[Data entries]
..........
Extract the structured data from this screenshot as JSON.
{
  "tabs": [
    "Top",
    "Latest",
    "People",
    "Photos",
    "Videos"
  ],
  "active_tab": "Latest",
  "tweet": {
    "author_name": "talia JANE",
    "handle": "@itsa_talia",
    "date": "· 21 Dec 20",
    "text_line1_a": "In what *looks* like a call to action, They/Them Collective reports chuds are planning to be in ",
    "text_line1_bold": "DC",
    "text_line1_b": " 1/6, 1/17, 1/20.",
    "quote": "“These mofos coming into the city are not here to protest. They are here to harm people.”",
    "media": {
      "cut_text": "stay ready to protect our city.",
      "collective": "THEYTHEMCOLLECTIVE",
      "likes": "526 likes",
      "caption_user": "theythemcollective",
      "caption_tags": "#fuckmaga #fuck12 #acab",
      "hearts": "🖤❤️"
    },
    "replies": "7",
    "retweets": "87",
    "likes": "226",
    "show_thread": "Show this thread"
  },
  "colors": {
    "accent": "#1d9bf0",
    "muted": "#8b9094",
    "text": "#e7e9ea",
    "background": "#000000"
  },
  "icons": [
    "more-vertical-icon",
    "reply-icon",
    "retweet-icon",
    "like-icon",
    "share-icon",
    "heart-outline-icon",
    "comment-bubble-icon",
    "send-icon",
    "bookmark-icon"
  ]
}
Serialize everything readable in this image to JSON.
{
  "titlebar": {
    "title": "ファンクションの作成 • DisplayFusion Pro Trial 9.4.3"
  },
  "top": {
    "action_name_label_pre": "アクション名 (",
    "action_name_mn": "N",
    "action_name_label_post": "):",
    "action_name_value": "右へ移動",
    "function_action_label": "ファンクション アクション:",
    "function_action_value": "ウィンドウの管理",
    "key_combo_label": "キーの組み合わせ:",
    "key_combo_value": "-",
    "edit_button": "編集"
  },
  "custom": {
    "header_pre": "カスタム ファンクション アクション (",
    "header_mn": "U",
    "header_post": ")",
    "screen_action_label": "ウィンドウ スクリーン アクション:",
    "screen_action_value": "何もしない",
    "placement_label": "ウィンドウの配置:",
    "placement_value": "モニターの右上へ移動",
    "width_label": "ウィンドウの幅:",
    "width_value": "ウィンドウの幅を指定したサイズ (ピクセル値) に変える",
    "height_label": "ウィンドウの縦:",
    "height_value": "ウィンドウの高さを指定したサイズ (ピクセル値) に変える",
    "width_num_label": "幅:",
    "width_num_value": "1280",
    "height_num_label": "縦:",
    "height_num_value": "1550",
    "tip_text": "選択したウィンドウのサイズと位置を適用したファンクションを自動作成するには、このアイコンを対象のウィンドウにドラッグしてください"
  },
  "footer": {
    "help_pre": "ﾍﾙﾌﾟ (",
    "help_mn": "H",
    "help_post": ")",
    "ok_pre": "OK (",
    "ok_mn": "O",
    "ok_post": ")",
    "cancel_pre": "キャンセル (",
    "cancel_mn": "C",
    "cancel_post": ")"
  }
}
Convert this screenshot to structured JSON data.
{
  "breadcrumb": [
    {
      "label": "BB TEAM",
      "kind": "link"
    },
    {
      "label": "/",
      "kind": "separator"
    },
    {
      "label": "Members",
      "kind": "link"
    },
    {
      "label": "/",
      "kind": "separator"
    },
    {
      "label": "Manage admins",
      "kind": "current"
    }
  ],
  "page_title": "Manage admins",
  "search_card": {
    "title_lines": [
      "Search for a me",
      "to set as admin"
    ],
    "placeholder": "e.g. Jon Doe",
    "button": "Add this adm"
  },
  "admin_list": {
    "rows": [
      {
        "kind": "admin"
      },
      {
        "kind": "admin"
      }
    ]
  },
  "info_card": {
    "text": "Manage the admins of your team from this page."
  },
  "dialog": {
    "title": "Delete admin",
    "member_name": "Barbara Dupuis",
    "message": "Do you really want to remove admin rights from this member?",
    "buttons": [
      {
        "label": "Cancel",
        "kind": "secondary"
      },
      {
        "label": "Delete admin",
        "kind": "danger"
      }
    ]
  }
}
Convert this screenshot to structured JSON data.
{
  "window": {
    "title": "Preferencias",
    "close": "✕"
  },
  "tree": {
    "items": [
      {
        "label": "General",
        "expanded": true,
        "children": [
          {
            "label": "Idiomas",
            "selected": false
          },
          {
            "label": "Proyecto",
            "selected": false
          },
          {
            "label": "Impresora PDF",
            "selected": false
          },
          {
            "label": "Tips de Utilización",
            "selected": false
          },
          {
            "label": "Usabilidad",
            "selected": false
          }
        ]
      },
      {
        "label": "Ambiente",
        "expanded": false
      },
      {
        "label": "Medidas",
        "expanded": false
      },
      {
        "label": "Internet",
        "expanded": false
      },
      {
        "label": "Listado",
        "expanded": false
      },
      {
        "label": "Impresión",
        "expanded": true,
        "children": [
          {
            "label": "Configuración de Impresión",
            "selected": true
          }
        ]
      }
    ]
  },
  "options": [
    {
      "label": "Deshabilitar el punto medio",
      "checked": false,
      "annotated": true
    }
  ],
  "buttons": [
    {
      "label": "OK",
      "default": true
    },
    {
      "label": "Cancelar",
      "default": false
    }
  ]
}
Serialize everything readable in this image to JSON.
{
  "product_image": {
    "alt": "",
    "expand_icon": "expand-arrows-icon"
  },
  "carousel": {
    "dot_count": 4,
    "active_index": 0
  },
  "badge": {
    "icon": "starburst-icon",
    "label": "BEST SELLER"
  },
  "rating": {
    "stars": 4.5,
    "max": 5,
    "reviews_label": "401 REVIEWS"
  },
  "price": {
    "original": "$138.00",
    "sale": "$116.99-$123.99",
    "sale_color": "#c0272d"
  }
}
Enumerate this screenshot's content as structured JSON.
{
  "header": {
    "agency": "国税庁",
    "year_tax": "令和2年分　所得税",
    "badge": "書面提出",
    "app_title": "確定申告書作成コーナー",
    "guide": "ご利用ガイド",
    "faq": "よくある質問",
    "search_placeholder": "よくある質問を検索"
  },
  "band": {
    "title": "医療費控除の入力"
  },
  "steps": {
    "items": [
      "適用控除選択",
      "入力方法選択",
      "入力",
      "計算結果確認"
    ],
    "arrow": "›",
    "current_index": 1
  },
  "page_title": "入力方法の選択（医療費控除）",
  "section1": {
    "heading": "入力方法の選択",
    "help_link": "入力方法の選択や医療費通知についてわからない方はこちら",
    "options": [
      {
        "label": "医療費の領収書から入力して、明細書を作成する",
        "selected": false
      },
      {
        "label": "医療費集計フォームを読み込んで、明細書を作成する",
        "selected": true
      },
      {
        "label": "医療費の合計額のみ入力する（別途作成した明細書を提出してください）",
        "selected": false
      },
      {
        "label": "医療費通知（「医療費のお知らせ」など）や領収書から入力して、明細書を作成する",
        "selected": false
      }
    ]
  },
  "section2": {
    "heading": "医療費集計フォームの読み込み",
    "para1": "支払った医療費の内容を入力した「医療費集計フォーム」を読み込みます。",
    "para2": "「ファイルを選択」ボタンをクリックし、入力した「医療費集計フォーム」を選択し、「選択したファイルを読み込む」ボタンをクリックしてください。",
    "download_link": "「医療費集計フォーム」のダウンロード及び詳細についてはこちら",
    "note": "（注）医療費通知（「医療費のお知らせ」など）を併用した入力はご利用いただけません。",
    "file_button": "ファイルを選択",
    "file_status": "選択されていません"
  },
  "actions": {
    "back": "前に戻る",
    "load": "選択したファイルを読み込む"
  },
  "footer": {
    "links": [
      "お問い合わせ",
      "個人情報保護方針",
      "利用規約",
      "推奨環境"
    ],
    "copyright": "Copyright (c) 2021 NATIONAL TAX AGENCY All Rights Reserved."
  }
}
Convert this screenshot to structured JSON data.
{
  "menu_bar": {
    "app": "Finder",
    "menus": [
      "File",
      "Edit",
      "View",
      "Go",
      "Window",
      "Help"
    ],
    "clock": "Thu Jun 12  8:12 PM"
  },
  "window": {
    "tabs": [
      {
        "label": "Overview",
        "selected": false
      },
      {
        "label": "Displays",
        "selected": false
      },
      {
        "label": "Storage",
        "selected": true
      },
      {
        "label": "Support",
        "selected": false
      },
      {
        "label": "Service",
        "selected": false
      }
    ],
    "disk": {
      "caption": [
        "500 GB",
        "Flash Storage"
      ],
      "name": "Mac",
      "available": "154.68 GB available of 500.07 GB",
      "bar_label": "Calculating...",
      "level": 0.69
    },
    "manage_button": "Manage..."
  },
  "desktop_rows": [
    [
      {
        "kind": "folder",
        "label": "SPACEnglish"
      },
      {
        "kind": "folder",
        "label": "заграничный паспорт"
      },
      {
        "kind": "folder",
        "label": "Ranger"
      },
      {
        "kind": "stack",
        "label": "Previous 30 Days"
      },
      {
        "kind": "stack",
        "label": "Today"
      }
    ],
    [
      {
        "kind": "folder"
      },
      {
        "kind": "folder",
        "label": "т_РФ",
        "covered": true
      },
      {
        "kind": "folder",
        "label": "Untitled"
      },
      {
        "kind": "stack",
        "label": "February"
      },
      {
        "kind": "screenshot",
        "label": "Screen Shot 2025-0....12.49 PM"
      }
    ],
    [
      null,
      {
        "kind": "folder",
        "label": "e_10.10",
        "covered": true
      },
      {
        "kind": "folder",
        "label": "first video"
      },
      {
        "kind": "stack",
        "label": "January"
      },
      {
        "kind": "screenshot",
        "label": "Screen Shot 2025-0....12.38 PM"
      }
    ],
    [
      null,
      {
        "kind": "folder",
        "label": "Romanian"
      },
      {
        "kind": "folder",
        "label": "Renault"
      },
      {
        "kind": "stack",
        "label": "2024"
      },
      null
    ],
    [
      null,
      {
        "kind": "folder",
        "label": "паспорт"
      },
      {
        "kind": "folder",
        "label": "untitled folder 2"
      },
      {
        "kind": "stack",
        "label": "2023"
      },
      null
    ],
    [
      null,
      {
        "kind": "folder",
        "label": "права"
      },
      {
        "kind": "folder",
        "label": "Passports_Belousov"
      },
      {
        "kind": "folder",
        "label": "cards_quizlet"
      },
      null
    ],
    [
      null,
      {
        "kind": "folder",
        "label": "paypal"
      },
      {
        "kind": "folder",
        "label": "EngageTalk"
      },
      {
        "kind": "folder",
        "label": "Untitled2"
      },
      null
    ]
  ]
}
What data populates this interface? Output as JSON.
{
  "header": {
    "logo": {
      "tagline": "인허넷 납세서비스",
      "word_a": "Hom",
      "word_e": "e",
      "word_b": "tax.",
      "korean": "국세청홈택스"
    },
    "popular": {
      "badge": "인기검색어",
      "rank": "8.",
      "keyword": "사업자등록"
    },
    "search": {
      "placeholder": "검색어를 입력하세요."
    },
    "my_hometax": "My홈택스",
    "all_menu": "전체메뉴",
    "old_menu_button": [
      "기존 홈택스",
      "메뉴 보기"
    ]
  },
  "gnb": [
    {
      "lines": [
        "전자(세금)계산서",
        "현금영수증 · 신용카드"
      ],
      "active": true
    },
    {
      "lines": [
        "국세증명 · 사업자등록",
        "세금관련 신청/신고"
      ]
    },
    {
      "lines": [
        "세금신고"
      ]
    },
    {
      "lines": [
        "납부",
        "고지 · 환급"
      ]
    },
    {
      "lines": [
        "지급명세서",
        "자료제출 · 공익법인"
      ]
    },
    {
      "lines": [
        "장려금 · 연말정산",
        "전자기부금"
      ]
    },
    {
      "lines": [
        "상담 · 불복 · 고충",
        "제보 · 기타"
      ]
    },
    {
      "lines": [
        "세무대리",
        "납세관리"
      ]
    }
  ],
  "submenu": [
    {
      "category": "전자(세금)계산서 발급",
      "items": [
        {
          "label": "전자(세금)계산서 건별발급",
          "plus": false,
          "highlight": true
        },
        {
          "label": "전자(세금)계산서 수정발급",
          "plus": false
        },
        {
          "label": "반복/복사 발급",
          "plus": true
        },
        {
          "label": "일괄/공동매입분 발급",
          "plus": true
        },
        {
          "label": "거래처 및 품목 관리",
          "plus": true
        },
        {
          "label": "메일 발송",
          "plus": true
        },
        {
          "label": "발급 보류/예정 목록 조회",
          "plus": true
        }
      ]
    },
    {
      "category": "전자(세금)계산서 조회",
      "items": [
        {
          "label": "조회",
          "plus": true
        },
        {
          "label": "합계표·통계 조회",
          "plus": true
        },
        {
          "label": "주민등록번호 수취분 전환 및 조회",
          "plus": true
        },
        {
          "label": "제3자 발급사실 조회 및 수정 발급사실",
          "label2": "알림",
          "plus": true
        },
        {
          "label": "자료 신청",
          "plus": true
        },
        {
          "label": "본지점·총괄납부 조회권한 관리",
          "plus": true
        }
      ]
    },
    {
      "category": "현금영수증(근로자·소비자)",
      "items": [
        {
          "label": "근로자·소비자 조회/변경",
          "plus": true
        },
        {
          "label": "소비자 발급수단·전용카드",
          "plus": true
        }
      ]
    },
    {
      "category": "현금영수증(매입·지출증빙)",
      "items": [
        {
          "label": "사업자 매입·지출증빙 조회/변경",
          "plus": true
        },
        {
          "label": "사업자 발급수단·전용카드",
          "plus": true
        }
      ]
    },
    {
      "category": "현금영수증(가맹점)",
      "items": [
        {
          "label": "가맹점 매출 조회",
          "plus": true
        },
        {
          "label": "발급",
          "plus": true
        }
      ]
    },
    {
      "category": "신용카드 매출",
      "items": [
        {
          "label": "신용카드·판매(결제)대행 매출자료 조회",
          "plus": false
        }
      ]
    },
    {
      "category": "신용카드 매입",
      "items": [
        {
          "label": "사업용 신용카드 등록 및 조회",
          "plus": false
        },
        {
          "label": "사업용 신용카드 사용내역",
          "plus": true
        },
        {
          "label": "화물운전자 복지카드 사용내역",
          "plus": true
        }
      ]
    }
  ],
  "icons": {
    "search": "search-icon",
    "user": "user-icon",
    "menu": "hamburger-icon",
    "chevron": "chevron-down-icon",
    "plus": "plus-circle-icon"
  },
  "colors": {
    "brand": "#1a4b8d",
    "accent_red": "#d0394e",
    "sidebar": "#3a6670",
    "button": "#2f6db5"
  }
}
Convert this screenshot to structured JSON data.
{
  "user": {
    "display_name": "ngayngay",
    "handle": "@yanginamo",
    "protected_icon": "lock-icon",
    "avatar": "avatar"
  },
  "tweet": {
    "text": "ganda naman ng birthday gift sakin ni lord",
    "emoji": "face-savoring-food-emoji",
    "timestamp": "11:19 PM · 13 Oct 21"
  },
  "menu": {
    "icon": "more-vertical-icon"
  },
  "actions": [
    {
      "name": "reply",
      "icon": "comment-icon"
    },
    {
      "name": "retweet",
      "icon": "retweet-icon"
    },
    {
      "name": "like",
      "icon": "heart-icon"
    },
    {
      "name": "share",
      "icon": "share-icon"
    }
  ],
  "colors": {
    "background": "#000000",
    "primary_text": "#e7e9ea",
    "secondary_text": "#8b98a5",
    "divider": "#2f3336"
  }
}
..........
=== Your task ===
Scan the lines for the string "from". Pick out every line that has it.

=== Output for this exercise ===
Extract the structured data from this screenshot as JSON.
    "text": "Manage the admins of your team from this page."
    "message": "Do you really want to remove admin rights from this member?",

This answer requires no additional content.